▶ OBJECTIVE
Extract the data exactly, missing nothing.

Data entries:
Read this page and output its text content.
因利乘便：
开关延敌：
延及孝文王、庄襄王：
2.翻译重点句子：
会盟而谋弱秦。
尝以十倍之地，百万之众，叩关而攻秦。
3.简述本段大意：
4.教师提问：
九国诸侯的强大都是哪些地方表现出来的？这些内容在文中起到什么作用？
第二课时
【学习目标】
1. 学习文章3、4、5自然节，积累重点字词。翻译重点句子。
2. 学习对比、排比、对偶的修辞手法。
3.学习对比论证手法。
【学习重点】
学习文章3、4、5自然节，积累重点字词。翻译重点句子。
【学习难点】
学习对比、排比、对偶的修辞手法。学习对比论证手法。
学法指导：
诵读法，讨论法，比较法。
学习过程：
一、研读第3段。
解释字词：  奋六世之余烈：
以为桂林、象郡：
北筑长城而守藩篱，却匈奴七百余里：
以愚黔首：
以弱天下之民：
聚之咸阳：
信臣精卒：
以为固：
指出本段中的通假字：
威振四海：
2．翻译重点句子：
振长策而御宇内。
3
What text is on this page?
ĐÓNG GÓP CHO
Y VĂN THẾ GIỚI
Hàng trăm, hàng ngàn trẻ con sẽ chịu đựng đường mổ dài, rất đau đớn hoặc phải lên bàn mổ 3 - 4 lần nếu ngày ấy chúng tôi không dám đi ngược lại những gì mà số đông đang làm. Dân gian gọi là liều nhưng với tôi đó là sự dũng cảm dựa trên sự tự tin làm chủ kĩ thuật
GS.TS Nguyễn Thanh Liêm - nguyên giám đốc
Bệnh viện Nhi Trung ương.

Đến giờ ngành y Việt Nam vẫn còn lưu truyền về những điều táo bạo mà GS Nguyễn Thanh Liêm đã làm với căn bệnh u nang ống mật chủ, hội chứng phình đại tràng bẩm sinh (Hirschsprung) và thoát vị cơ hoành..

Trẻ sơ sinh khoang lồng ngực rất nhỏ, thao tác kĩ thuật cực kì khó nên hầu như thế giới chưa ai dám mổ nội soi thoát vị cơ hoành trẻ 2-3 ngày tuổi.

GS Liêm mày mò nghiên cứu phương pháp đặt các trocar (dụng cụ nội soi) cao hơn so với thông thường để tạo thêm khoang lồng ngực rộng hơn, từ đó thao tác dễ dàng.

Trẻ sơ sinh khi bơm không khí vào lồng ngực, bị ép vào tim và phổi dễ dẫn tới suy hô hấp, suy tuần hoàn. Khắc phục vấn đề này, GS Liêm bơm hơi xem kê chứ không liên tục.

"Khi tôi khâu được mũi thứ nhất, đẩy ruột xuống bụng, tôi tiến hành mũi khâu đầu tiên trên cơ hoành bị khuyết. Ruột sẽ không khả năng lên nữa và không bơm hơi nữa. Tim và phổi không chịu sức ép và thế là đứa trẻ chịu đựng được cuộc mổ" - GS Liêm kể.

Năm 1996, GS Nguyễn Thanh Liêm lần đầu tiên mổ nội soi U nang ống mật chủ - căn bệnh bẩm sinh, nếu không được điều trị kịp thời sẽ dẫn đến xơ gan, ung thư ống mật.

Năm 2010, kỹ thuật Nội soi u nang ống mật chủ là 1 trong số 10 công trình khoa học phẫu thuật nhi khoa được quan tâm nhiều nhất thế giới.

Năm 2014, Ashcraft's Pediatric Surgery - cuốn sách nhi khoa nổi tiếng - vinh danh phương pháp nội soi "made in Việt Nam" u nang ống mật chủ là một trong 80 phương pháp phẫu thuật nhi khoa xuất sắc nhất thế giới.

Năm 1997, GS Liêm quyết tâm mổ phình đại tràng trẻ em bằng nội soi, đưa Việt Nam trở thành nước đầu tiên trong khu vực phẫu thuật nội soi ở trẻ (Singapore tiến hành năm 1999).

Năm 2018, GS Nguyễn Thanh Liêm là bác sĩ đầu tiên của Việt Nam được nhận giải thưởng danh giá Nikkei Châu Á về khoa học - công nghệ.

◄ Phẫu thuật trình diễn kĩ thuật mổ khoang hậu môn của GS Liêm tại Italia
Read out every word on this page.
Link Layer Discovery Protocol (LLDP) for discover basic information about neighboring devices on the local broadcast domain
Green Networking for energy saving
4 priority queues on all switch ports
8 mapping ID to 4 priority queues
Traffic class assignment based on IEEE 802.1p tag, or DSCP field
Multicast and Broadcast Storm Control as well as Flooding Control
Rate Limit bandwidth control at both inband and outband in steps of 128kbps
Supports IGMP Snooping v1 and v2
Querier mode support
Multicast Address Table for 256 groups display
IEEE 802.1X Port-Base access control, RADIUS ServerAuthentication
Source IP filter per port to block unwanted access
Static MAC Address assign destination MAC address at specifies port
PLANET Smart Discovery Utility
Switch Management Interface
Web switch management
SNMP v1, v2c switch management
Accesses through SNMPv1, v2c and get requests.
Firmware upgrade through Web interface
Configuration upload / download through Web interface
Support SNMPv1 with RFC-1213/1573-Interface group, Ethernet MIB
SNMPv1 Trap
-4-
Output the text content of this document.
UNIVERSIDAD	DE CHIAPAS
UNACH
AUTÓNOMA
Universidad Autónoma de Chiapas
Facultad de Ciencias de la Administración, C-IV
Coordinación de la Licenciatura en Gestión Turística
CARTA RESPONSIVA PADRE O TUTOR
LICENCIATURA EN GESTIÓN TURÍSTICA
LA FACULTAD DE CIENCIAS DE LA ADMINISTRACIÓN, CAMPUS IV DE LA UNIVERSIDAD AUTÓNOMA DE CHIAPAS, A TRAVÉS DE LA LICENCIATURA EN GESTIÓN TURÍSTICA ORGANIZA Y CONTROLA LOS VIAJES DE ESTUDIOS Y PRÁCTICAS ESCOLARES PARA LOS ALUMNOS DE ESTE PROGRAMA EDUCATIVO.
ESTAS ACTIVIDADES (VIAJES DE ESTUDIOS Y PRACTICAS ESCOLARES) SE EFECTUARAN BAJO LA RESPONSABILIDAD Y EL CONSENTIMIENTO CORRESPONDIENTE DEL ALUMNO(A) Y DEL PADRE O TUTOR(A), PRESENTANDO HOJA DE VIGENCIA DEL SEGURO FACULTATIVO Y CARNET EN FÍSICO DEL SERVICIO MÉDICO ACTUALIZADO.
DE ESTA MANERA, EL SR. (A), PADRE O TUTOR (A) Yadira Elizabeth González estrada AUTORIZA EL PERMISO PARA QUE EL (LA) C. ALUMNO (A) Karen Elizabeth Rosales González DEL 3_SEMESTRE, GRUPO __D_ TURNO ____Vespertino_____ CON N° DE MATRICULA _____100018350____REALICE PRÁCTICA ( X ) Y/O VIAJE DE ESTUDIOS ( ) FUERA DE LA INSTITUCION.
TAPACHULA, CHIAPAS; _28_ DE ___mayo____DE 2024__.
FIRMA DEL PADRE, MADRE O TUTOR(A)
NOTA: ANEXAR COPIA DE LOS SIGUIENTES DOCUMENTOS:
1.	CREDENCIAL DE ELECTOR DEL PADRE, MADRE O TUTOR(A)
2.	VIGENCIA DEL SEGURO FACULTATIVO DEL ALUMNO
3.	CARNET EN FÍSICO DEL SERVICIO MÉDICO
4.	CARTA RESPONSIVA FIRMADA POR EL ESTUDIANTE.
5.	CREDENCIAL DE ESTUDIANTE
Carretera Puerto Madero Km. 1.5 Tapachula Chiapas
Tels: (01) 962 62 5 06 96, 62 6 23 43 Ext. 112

▶ ANSWER TO THE EXERCISE
Read this page and output its text content.
因利乘便：
开关延敌：
延及孝文王、庄襄王：
2.翻译重点句子：
会盟而谋弱秦。
尝以十倍之地，百万之众，叩关而攻秦。
3.简述本段大意：
4.教师提问：
九国诸侯的强大都是哪些地方表现出来的？这些内容在文中起到什么作用？
第二课时
【学习目标】
1. 学习文章3、4、5自然节，积累重点字词。翻译重点句子。
2. 学习对比、排比、对偶的修辞手法。
3.学习对比论证手法。
【学习重点】
学习文章3、4、5自然节，积累重点字词。翻译重点句子。
【学习难点】
学习对比、排比、对偶的修辞手法。学习对比论证手法。
学法指导：
诵读法，讨论法，比较法。
学习过程：
一、研读第3段。
解释字词：  奋六世之余烈：
以为桂林、象郡：
北筑长城而守藩篱，却匈奴七百余里：
以愚黔首：
以弱天下之民：
聚之咸阳：
信臣精卒：
以为固：
指出本段中的通假字：
威振四海：
2．翻译重点句子：
振长策而御宇内。
3
What text is on this page?
ĐÓNG GÓP CHO
Y VĂN THẾ GIỚI
Hàng trăm, hàng ngàn trẻ con sẽ chịu đựng đường mổ dài, rất đau đớn hoặc phải lên bàn mổ 3 - 4 lần nếu ngày ấy chúng tôi không dám đi ngược lại những gì mà số đông đang làm. Dân gian gọi là liều nhưng với tôi đó là sự dũng cảm dựa trên sự tự tin làm chủ kĩ thuật
GS.TS Nguyễn Thanh Liêm - nguyên giám đốc
Bệnh viện Nhi Trung ương.

Đến giờ ngành y Việt Nam vẫn còn lưu truyền về những điều táo bạo mà GS Nguyễn Thanh Liêm đã làm với căn bệnh u nang ống mật chủ, hội chứng phình đại tràng bẩm sinh (Hirschsprung) và thoát vị cơ hoành..

Trẻ sơ sinh khoang lồng ngực rất nhỏ, thao tác kĩ thuật cực kì khó nên hầu như thế giới chưa ai dám mổ nội soi thoát vị cơ hoành trẻ 2-3 ngày tuổi.

GS Liêm mày mò nghiên cứu phương pháp đặt các trocar (dụng cụ nội soi) cao hơn so với thông thường để tạo thêm khoang lồng ngực rộng hơn, từ đó thao tác dễ dàng.

Trẻ sơ sinh khi bơm không khí vào lồng ngực, bị ép vào tim và phổi dễ dẫn tới suy hô hấp, suy tuần hoàn. Khắc phục vấn đề này, GS Liêm bơm hơi xem kê chứ không liên tục.

"Khi tôi khâu được mũi thứ nhất, đẩy ruột xuống bụng, tôi tiến hành mũi khâu đầu tiên trên cơ hoành bị khuyết. Ruột sẽ không khả năng lên nữa và không bơm hơi nữa. Tim và phổi không chịu sức ép và thế là đứa trẻ chịu đựng được cuộc mổ" - GS Liêm kể.

Năm 1996, GS Nguyễn Thanh Liêm lần đầu tiên mổ nội soi U nang ống mật chủ - căn bệnh bẩm sinh, nếu không được điều trị kịp thời sẽ dẫn đến xơ gan, ung thư ống mật.

Năm 2010, kỹ thuật Nội soi u nang ống mật chủ là 1 trong số 10 công trình khoa học phẫu thuật nhi khoa được quan tâm nhiều nhất thế giới.

Năm 2014, Ashcraft's Pediatric Surgery - cuốn sách nhi khoa nổi tiếng - vinh danh phương pháp nội soi "made in Việt Nam" u nang ống mật chủ là một trong 80 phương pháp phẫu thuật nhi khoa xuất sắc nhất thế giới.

Năm 1997, GS Liêm quyết tâm mổ phình đại tràng trẻ em bằng nội soi, đưa Việt Nam trở thành nước đầu tiên trong khu vực phẫu thuật nội soi ở trẻ (Singapore tiến hành năm 1999).

Năm 2018, GS Nguyễn Thanh Liêm là bác sĩ đầu tiên của Việt Nam được nhận giải thưởng danh giá Nikkei Châu Á về khoa học - công nghệ.

◄ Phẫu thuật trình diễn kĩ thuật mổ khoang hậu môn của GS Liêm tại Italia
Read out every word on this page.
Link Layer Discovery Protocol (LLDP) for discover basic information about neighboring devices on the local broadcast domain
Green Networking for energy saving
4 priority queues on all switch ports
8 mapping ID to 4 priority queues
Traffic class assignment based on IEEE 802.1p tag, or DSCP field
Multicast and Broadcast Storm Control as well as Flooding Control
Rate Limit bandwidth control at both inband and outband in steps of 128kbps
Supports IGMP Snooping v1 and v2
Querier mode support
Multicast Address Table for 256 groups display
IEEE 802.1X Port-Base access control, RADIUS ServerAuthentication
Source IP filter per port to block unwanted access
Static MAC Address assign destination MAC address at specifies port
PLANET Smart Discovery Utility
Switch Management Interface
Web switch management
SNMP v1, v2c switch management
Accesses through SNMPv1, v2c and get requests.
Firmware upgrade through Web interface
Configuration upload / download through Web interface
Support SNMPv1 with RFC-1213/1573-Interface group, Ethernet MIB
SNMPv1 Trap
-4-
Output the text content of this document.
UNIVERSIDAD	DE CHIAPAS
UNACH
AUTÓNOMA
Universidad Autónoma de Chiapas
Facultad de Ciencias de la Administración, C-IV
Coordinación de la Licenciatura en Gestión Turística
CARTA RESPONSIVA PADRE O TUTOR
LICENCIATURA EN GESTIÓN TURÍSTICA
LA FACULTAD DE CIENCIAS DE LA ADMINISTRACIÓN, CAMPUS IV DE LA UNIVERSIDAD AUTÓNOMA DE CHIAPAS, A TRAVÉS DE LA LICENCIATURA EN GESTIÓN TURÍSTICA ORGANIZA Y CONTROLA LOS VIAJES DE ESTUDIOS Y PRÁCTICAS ESCOLARES PARA LOS ALUMNOS DE ESTE PROGRAMA EDUCATIVO.
ESTAS ACTIVIDADES (VIAJES DE ESTUDIOS Y PRACTICAS ESCOLARES) SE EFECTUARAN BAJO LA RESPONSABILIDAD Y EL CONSENTIMIENTO CORRESPONDIENTE DEL ALUMNO(A) Y DEL PADRE O TUTOR(A), PRESENTANDO HOJA DE VIGENCIA DEL SEGURO FACULTATIVO Y CARNET EN FÍSICO DEL SERVICIO MÉDICO ACTUALIZADO.
DE ESTA MANERA, EL SR. (A), PADRE O TUTOR (A) Yadira Elizabeth González estrada AUTORIZA EL PERMISO PARA QUE EL (LA) C. ALUMNO (A) Karen Elizabeth Rosales González DEL 3_SEMESTRE, GRUPO __D_ TURNO ____Vespertino_____ CON N° DE MATRICULA _____100018350____REALICE PRÁCTICA ( X ) Y/O VIAJE DE ESTUDIOS ( ) FUERA DE LA INSTITUCION.
TAPACHULA, CHIAPAS; _28_ DE ___mayo____DE 2024__.
FIRMA DEL PADRE, MADRE O TUTOR(A)
NOTA: ANEXAR COPIA DE LOS SIGUIENTES DOCUMENTOS:
1.	CREDENCIAL DE ELECTOR DEL PADRE, MADRE O TUTOR(A)
2.	VIGENCIA DEL SEGURO FACULTATIVO DEL ALUMNO
3.	CARNET EN FÍSICO DEL SERVICIO MÉDICO
4.	CARTA RESPONSIVA FIRMADA POR EL ESTUDIANTE.
5.	CREDENCIAL DE ESTUDIANTE
Carretera Puerto Madero Km. 1.5 Tapachula Chiapas
Tels: (01) 962 62 5 06 96, 62 6 23 43 Ext. 112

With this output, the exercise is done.